(EXERCISE):
Pick out each line of the records that includes the string "ylabel", and copy it.

(THE INPUT):

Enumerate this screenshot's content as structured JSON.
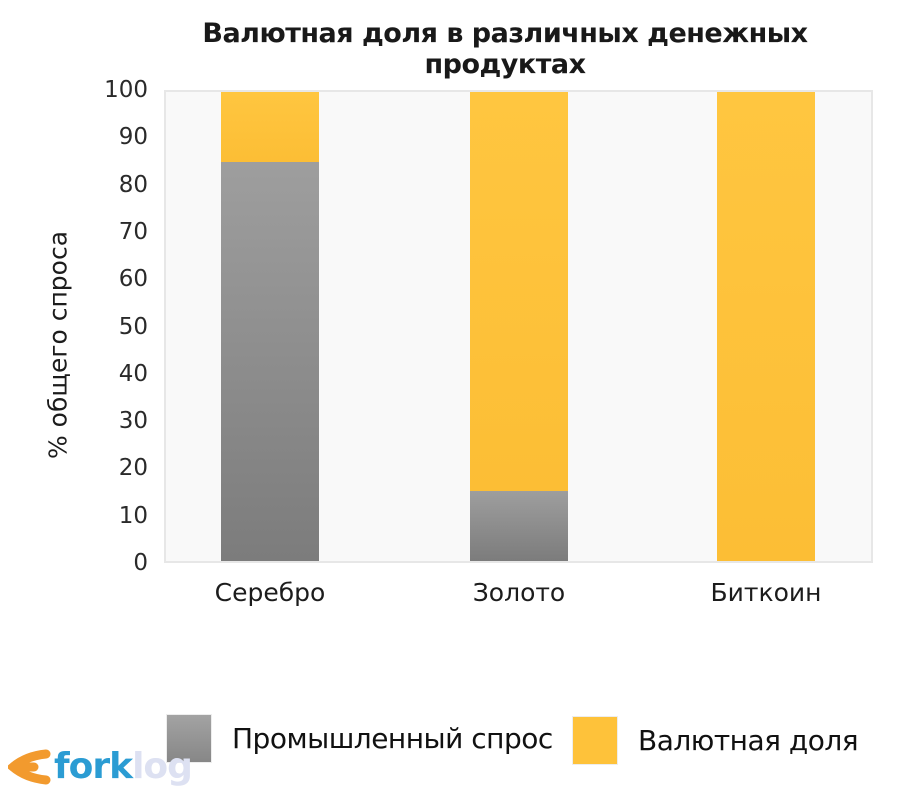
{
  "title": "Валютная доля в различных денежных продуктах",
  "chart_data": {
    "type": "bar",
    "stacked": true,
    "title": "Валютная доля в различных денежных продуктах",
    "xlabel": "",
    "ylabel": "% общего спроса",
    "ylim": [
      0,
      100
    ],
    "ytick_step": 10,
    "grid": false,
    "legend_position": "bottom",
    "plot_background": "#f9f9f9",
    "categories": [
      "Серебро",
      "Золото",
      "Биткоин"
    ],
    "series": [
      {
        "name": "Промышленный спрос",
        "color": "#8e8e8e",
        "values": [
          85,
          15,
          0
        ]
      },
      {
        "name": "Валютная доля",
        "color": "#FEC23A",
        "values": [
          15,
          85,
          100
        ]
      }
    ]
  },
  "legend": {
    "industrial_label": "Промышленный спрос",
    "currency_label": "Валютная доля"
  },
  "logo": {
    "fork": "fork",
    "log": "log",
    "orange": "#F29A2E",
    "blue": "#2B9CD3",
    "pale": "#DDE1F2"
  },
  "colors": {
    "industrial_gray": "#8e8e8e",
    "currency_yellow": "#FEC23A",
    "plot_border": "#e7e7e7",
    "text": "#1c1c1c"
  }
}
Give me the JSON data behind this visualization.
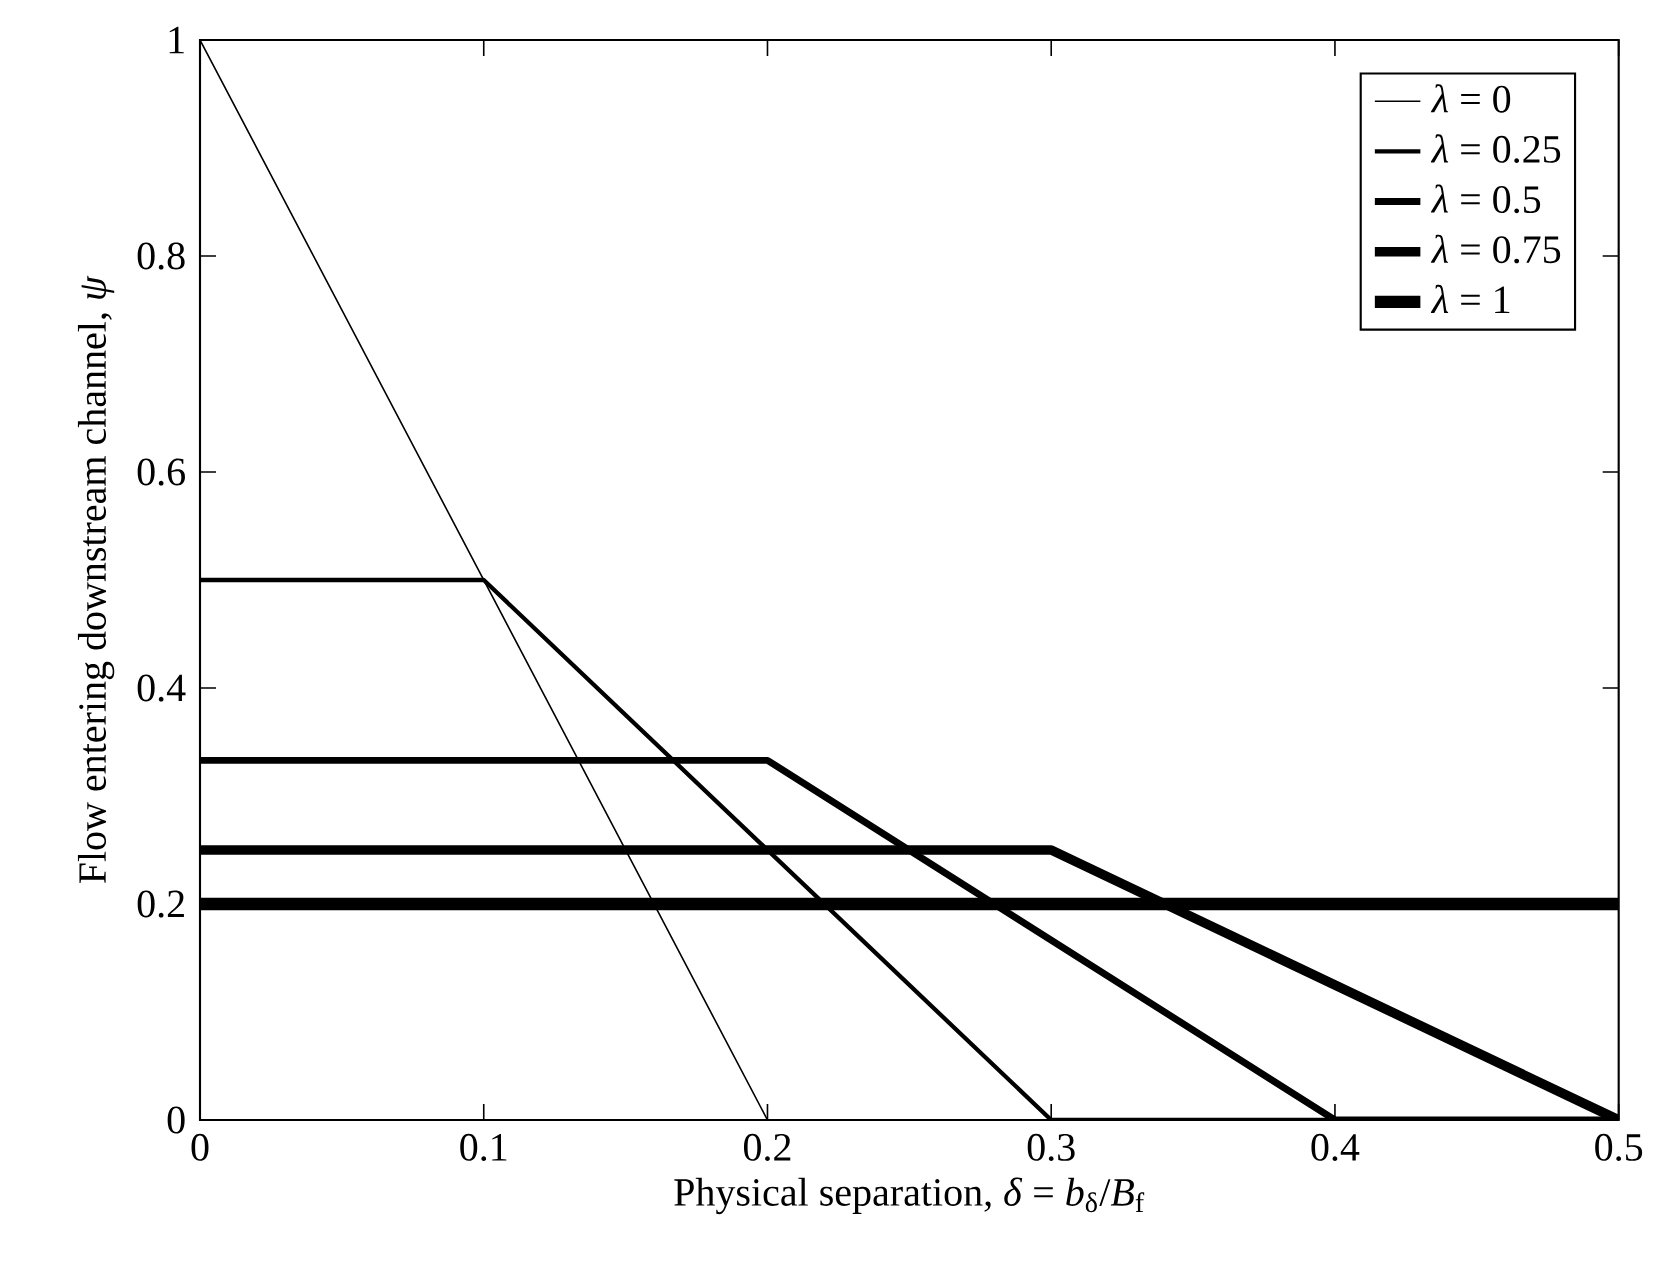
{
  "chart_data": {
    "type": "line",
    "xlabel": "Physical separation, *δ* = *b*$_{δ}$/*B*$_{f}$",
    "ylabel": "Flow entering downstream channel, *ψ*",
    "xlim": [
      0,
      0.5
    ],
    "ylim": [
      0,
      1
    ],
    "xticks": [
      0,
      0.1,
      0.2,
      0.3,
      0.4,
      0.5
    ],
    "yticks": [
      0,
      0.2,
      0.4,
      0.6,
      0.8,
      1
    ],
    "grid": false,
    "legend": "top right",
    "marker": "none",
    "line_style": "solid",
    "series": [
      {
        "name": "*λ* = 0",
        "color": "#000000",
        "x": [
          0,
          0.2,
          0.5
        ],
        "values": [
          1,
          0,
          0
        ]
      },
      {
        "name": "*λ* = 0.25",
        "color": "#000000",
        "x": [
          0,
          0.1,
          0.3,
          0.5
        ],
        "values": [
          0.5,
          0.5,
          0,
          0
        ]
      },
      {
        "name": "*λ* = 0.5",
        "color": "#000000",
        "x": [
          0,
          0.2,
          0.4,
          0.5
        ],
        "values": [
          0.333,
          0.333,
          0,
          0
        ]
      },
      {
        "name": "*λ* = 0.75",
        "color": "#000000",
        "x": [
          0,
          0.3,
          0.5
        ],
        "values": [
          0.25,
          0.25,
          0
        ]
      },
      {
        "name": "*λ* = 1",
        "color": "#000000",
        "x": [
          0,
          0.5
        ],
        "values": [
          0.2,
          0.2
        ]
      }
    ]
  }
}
---
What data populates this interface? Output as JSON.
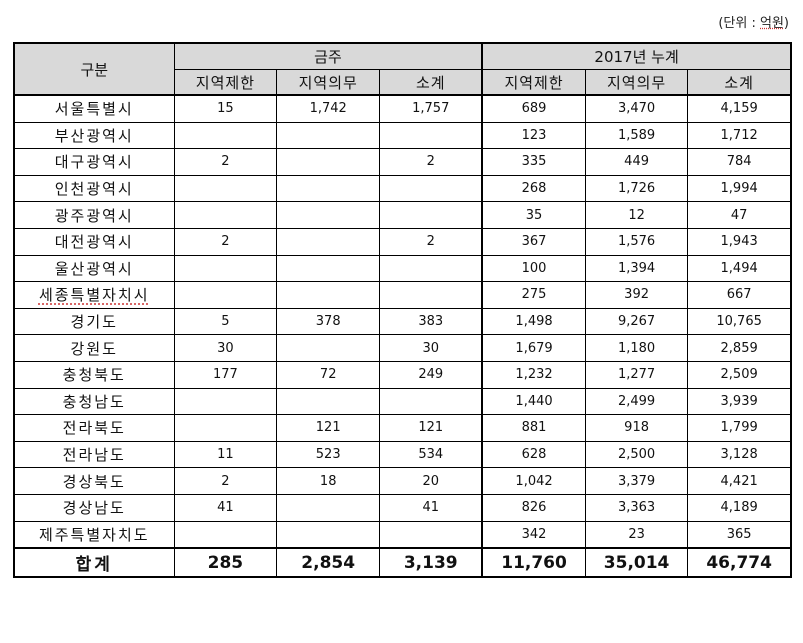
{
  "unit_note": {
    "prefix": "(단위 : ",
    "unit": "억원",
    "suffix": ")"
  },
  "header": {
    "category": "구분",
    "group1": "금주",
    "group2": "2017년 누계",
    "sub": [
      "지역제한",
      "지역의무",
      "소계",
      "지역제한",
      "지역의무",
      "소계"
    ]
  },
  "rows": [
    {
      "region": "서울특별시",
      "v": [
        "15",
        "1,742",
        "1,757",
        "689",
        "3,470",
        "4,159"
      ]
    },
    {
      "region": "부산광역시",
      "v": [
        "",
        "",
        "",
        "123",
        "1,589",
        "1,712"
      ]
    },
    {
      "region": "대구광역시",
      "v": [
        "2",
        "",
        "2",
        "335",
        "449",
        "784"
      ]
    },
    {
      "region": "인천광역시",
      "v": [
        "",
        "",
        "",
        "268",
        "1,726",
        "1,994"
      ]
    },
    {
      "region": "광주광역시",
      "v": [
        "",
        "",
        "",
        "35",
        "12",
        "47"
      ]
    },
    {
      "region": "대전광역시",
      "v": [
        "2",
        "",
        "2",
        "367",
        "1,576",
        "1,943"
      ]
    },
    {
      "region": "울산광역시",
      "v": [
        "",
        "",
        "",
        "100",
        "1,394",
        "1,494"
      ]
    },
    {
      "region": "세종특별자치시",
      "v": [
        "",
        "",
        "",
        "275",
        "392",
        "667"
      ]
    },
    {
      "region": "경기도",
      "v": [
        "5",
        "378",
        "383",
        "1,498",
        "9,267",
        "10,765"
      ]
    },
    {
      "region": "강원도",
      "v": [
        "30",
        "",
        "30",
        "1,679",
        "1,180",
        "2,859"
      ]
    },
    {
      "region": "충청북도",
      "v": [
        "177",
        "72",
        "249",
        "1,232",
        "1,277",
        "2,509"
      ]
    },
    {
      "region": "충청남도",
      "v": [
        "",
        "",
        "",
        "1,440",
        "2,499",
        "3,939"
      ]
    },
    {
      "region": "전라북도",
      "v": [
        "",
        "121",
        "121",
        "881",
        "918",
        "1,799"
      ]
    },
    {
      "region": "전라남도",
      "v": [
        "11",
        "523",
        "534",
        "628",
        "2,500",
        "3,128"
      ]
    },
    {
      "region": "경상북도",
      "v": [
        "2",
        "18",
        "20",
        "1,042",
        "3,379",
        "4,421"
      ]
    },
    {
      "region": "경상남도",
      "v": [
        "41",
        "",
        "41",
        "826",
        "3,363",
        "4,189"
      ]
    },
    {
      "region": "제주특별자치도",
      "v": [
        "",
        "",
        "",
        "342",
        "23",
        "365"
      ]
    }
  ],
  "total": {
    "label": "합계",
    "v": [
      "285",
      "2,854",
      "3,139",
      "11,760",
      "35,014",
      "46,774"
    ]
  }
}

(RESPONSE TO THE EXERCISE):
    "ylabel": "% общего спроса",
    "ylabel": "Flow entering downstream channel, *ψ*",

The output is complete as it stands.